Start of MATERIAL FOR THIS TASK

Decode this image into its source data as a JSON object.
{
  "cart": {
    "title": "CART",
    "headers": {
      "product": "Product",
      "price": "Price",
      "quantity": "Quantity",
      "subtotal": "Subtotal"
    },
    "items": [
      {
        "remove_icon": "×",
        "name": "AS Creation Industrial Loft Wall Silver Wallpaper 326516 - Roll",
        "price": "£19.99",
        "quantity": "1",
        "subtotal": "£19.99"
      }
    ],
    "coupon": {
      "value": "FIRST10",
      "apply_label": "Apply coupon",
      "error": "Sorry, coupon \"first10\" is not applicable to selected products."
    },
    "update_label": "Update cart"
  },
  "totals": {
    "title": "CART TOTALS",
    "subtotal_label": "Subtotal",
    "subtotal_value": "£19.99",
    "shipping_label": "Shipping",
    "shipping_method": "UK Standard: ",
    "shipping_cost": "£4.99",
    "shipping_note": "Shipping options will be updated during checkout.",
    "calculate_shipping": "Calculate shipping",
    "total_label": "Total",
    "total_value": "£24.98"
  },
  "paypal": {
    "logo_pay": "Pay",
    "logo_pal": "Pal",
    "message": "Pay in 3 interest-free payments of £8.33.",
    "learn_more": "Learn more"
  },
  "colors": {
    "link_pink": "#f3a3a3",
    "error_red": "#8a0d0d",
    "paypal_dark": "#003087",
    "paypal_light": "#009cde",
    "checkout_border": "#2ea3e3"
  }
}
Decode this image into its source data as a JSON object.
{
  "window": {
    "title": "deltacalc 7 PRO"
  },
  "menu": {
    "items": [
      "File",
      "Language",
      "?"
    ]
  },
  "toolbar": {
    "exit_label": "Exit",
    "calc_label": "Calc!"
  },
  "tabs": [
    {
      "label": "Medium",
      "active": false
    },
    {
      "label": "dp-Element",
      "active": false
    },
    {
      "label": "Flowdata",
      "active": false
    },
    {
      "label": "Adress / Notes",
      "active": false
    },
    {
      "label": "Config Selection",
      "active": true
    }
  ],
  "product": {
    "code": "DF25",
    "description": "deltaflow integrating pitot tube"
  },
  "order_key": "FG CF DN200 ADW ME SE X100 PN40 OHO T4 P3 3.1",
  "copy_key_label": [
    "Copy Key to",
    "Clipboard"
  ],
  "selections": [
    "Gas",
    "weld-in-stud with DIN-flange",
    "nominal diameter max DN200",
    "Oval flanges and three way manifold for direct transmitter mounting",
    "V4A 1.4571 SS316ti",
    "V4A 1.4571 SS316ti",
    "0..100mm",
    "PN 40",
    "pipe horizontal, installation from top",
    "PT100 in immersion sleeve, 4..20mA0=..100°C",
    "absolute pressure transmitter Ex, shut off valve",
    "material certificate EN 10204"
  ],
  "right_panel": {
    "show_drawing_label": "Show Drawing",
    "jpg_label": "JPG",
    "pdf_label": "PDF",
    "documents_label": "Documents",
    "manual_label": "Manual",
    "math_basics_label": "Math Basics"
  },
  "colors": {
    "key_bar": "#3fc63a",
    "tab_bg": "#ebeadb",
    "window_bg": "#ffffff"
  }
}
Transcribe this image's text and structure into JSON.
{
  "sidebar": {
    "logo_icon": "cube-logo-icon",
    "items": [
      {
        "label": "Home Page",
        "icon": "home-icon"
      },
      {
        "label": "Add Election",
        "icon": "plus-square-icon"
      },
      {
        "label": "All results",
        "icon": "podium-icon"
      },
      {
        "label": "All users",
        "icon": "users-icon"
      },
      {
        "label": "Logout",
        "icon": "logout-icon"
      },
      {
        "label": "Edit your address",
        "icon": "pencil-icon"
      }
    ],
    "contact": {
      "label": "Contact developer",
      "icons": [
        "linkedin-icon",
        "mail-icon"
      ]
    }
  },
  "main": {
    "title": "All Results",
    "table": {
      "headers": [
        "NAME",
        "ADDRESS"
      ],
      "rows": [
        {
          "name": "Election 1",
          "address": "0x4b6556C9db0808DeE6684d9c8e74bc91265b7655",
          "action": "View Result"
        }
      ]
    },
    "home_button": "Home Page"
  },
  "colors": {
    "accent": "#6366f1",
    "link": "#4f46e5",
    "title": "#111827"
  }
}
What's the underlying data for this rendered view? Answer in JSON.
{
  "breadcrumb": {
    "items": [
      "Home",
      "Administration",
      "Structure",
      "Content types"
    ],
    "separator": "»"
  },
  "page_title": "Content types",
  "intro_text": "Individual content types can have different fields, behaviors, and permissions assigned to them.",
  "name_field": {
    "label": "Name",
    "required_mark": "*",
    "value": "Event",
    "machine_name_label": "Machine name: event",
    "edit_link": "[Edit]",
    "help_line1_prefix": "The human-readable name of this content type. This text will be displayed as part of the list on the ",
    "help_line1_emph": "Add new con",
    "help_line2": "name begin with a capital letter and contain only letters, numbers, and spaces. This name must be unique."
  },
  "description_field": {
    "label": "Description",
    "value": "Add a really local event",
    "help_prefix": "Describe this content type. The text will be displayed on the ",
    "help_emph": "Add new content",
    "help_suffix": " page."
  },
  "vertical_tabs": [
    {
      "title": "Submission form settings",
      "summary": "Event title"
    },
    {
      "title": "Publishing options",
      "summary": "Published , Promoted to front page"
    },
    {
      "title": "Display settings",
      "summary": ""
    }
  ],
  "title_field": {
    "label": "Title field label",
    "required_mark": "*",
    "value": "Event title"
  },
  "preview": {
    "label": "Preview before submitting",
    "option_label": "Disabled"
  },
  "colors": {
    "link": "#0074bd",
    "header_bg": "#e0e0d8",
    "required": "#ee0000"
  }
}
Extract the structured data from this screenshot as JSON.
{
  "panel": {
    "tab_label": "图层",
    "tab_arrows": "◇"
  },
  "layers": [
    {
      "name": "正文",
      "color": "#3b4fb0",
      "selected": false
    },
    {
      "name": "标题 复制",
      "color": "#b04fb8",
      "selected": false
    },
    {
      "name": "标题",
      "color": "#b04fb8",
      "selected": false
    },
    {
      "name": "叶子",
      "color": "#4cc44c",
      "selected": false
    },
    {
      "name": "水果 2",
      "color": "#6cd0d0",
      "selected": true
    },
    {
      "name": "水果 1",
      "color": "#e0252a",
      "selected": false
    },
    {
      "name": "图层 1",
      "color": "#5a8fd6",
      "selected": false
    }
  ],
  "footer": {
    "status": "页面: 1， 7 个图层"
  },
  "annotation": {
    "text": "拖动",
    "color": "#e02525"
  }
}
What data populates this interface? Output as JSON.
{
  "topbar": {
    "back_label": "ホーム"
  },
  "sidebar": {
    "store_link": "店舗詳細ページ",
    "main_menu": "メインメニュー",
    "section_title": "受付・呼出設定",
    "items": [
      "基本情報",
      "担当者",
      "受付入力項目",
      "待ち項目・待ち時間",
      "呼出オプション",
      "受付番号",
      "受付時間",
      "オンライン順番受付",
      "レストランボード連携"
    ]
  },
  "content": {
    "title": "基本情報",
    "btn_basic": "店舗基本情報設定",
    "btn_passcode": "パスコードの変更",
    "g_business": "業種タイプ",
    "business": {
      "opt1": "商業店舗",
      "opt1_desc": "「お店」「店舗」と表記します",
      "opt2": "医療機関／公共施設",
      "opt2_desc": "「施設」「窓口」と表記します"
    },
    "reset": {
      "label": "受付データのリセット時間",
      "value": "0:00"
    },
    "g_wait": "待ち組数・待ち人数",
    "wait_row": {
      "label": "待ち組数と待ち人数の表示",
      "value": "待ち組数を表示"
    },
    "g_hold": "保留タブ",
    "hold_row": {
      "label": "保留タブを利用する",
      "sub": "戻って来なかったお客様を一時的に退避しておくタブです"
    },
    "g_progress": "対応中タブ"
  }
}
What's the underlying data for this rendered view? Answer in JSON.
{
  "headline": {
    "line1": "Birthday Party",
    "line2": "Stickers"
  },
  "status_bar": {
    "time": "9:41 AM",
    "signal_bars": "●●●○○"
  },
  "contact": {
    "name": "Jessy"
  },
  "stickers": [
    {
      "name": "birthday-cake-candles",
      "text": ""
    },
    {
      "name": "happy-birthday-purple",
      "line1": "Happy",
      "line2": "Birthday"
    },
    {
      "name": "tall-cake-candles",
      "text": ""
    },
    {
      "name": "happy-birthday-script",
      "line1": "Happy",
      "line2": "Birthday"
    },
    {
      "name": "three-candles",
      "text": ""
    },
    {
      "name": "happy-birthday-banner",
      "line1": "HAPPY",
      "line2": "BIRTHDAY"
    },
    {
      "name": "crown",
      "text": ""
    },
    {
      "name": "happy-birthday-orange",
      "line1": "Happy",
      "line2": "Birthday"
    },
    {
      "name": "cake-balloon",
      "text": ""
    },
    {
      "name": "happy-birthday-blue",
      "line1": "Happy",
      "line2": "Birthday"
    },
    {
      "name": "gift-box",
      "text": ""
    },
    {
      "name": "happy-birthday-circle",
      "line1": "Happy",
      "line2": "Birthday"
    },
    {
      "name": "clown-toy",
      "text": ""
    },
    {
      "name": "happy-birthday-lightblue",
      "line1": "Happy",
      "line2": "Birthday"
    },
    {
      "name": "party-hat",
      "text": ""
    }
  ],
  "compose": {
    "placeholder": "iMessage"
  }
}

End of MATERIAL FOR THIS TASK

**WHAT NEEDS TO BE DONE:** Where a line holds the string "transmitter", copy that line.

**RESPONSE TO THIS EXERCISE:**
    "Oval flanges and three way manifold for direct transmitter mounting",
    "absolute pressure transmitter Ex, shut off valve",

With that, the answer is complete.